To do:
In the entries below, find the lines that contain the word "Ships" and copy them.
____ Supplied data
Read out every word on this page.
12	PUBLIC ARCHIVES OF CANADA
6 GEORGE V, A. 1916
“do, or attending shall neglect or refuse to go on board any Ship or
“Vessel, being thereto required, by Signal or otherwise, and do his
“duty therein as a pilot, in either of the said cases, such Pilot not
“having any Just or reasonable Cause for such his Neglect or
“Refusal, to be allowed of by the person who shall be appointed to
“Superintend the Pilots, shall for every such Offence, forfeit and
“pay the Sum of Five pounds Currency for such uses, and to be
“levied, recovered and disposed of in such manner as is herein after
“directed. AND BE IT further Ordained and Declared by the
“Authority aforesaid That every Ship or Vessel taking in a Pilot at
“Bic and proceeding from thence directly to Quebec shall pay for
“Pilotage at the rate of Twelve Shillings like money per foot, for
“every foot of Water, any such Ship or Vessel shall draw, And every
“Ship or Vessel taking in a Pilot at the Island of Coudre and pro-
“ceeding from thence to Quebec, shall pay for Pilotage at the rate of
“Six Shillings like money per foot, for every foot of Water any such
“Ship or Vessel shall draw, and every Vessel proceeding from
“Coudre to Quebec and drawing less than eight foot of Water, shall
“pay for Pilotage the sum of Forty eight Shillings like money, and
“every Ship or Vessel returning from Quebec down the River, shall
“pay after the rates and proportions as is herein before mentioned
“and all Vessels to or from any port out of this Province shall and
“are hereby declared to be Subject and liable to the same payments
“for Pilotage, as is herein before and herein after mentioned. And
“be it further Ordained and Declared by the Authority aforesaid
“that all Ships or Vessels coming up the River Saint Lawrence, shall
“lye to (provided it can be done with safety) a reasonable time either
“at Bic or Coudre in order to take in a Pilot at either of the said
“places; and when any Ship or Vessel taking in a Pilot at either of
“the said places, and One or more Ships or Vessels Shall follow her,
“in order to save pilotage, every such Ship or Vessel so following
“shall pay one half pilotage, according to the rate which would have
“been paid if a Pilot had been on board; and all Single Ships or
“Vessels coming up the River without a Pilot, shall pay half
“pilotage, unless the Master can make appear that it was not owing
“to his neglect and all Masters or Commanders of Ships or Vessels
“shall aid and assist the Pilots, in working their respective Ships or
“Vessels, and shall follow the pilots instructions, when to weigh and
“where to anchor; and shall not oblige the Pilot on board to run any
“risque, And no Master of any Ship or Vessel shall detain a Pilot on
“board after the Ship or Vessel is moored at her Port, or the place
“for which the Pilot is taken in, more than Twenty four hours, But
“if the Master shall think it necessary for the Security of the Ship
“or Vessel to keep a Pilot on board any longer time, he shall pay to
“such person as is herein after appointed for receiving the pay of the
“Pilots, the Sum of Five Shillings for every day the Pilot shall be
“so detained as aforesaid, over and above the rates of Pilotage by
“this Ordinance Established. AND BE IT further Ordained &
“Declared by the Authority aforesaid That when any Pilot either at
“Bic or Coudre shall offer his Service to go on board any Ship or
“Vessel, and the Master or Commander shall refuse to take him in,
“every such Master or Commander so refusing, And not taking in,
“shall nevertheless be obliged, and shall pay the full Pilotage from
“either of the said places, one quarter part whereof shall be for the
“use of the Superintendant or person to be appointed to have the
________
Solution to this problem:
“that all Ships or Vessels coming up the River Saint Lawrence, shall
“the said places, and One or more Ships or Vessels Shall follow her,
“been paid if a Pilot had been on board; and all Single Ships or
“to his neglect and all Masters or Commanders of Ships or Vessels
“shall aid and assist the Pilots, in working their respective Ships or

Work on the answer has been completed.